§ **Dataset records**
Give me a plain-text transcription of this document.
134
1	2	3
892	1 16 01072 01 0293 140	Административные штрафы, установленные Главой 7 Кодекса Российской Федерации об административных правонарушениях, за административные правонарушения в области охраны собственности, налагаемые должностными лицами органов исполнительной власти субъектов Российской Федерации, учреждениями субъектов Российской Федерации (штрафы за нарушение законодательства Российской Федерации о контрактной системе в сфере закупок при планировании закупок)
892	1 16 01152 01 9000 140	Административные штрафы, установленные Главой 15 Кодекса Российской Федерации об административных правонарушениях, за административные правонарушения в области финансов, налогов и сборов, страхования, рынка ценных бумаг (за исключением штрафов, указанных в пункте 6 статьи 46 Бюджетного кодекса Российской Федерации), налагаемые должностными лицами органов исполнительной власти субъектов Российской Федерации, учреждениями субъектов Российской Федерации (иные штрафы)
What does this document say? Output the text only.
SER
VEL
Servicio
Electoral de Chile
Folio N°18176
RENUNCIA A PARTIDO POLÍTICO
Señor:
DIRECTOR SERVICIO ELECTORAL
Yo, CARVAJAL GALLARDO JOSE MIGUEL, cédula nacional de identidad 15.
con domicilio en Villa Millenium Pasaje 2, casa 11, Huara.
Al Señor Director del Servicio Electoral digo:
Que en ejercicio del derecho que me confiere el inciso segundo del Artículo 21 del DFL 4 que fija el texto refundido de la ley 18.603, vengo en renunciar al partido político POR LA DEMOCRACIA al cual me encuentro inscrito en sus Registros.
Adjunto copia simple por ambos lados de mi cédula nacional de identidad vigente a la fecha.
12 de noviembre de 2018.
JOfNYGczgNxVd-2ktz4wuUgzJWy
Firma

§ **Given exercise**
Only the lines from the one with "What does this" through the end of the material are wanted; copy them exactly, both ends included.

§ **Result below**
What does this document say? Output the text only.
SER
VEL
Servicio
Electoral de Chile
Folio N°18176
RENUNCIA A PARTIDO POLÍTICO
Señor:
DIRECTOR SERVICIO ELECTORAL
Yo, CARVAJAL GALLARDO JOSE MIGUEL, cédula nacional de identidad 15.
con domicilio en Villa Millenium Pasaje 2, casa 11, Huara.
Al Señor Director del Servicio Electoral digo:
Que en ejercicio del derecho que me confiere el inciso segundo del Artículo 21 del DFL 4 que fija el texto refundido de la ley 18.603, vengo en renunciar al partido político POR LA DEMOCRACIA al cual me encuentro inscrito en sus Registros.
Adjunto copia simple por ambos lados de mi cédula nacional de identidad vigente a la fecha.
12 de noviembre de 2018.
JOfNYGczgNxVd-2ktz4wuUgzJWy
Firma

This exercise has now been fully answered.